*WHAT YOU ARE ASKED TO DO:*
Reproduce all of the material exactly as shown.

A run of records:

## BEGIN

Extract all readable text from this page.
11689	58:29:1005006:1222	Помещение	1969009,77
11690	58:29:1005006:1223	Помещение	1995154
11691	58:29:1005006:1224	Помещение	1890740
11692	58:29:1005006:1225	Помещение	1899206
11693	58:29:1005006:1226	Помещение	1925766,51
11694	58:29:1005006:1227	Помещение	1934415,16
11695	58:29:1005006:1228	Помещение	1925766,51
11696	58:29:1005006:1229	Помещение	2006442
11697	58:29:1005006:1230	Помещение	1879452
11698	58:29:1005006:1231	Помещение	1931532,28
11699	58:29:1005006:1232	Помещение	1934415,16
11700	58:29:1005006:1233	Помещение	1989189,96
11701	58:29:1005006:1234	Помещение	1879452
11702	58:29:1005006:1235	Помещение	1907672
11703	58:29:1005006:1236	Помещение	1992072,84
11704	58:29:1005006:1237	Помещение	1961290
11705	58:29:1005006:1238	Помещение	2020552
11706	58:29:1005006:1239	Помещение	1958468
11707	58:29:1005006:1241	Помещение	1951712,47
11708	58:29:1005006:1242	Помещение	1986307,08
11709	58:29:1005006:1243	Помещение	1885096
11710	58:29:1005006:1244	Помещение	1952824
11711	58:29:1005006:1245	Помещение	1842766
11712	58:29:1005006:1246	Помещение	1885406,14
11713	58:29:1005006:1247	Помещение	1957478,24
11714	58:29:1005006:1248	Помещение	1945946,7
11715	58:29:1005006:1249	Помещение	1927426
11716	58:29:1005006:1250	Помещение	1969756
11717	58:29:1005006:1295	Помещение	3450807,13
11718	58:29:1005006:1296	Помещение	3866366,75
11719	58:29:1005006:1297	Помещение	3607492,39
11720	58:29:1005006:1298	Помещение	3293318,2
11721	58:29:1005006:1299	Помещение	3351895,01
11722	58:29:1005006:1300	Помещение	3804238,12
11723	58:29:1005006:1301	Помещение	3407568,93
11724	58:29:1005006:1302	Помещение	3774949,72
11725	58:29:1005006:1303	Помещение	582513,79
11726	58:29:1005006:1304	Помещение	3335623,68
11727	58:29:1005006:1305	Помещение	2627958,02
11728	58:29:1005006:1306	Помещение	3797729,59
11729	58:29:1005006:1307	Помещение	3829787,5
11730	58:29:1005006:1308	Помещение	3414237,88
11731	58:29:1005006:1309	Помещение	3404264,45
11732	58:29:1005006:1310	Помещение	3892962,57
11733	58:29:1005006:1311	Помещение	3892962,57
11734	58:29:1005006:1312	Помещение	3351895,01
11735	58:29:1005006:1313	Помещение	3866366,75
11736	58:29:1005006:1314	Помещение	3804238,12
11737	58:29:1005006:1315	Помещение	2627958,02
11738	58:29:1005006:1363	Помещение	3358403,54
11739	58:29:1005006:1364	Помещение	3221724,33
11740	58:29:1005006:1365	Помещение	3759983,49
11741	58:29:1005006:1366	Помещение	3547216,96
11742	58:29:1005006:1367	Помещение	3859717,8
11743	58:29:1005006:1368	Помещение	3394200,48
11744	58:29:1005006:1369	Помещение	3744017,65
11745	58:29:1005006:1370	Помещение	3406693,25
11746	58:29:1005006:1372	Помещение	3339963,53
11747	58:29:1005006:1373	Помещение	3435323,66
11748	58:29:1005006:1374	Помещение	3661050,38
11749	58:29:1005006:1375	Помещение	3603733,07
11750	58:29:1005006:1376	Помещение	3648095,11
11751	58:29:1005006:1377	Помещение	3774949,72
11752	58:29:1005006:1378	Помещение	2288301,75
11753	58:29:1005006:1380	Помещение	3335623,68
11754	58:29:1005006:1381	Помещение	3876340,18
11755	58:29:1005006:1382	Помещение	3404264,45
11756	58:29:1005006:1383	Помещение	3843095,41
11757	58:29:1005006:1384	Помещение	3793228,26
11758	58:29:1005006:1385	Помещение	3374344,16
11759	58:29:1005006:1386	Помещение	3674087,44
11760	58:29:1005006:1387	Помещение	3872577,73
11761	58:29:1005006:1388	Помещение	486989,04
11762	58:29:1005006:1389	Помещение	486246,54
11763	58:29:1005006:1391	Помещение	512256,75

## END

*RESULT OF THIS TASK:*
Extract all readable text from this page.
11689	58:29:1005006:1222	Помещение	1969009,77
11690	58:29:1005006:1223	Помещение	1995154
11691	58:29:1005006:1224	Помещение	1890740
11692	58:29:1005006:1225	Помещение	1899206
11693	58:29:1005006:1226	Помещение	1925766,51
11694	58:29:1005006:1227	Помещение	1934415,16
11695	58:29:1005006:1228	Помещение	1925766,51
11696	58:29:1005006:1229	Помещение	2006442
11697	58:29:1005006:1230	Помещение	1879452
11698	58:29:1005006:1231	Помещение	1931532,28
11699	58:29:1005006:1232	Помещение	1934415,16
11700	58:29:1005006:1233	Помещение	1989189,96
11701	58:29:1005006:1234	Помещение	1879452
11702	58:29:1005006:1235	Помещение	1907672
11703	58:29:1005006:1236	Помещение	1992072,84
11704	58:29:1005006:1237	Помещение	1961290
11705	58:29:1005006:1238	Помещение	2020552
11706	58:29:1005006:1239	Помещение	1958468
11707	58:29:1005006:1241	Помещение	1951712,47
11708	58:29:1005006:1242	Помещение	1986307,08
11709	58:29:1005006:1243	Помещение	1885096
11710	58:29:1005006:1244	Помещение	1952824
11711	58:29:1005006:1245	Помещение	1842766
11712	58:29:1005006:1246	Помещение	1885406,14
11713	58:29:1005006:1247	Помещение	1957478,24
11714	58:29:1005006:1248	Помещение	1945946,7
11715	58:29:1005006:1249	Помещение	1927426
11716	58:29:1005006:1250	Помещение	1969756
11717	58:29:1005006:1295	Помещение	3450807,13
11718	58:29:1005006:1296	Помещение	3866366,75
11719	58:29:1005006:1297	Помещение	3607492,39
11720	58:29:1005006:1298	Помещение	3293318,2
11721	58:29:1005006:1299	Помещение	3351895,01
11722	58:29:1005006:1300	Помещение	3804238,12
11723	58:29:1005006:1301	Помещение	3407568,93
11724	58:29:1005006:1302	Помещение	3774949,72
11725	58:29:1005006:1303	Помещение	582513,79
11726	58:29:1005006:1304	Помещение	3335623,68
11727	58:29:1005006:1305	Помещение	2627958,02
11728	58:29:1005006:1306	Помещение	3797729,59
11729	58:29:1005006:1307	Помещение	3829787,5
11730	58:29:1005006:1308	Помещение	3414237,88
11731	58:29:1005006:1309	Помещение	3404264,45
11732	58:29:1005006:1310	Помещение	3892962,57
11733	58:29:1005006:1311	Помещение	3892962,57
11734	58:29:1005006:1312	Помещение	3351895,01
11735	58:29:1005006:1313	Помещение	3866366,75
11736	58:29:1005006:1314	Помещение	3804238,12
11737	58:29:1005006:1315	Помещение	2627958,02
11738	58:29:1005006:1363	Помещение	3358403,54
11739	58:29:1005006:1364	Помещение	3221724,33
11740	58:29:1005006:1365	Помещение	3759983,49
11741	58:29:1005006:1366	Помещение	3547216,96
11742	58:29:1005006:1367	Помещение	3859717,8
11743	58:29:1005006:1368	Помещение	3394200,48
11744	58:29:1005006:1369	Помещение	3744017,65
11745	58:29:1005006:1370	Помещение	3406693,25
11746	58:29:1005006:1372	Помещение	3339963,53
11747	58:29:1005006:1373	Помещение	3435323,66
11748	58:29:1005006:1374	Помещение	3661050,38
11749	58:29:1005006:1375	Помещение	3603733,07
11750	58:29:1005006:1376	Помещение	3648095,11
11751	58:29:1005006:1377	Помещение	3774949,72
11752	58:29:1005006:1378	Помещение	2288301,75
11753	58:29:1005006:1380	Помещение	3335623,68
11754	58:29:1005006:1381	Помещение	3876340,18
11755	58:29:1005006:1382	Помещение	3404264,45
11756	58:29:1005006:1383	Помещение	3843095,41
11757	58:29:1005006:1384	Помещение	3793228,26
11758	58:29:1005006:1385	Помещение	3374344,16
11759	58:29:1005006:1386	Помещение	3674087,44
11760	58:29:1005006:1387	Помещение	3872577,73
11761	58:29:1005006:1388	Помещение	486989,04
11762	58:29:1005006:1389	Помещение	486246,54
11763	58:29:1005006:1391	Помещение	512256,75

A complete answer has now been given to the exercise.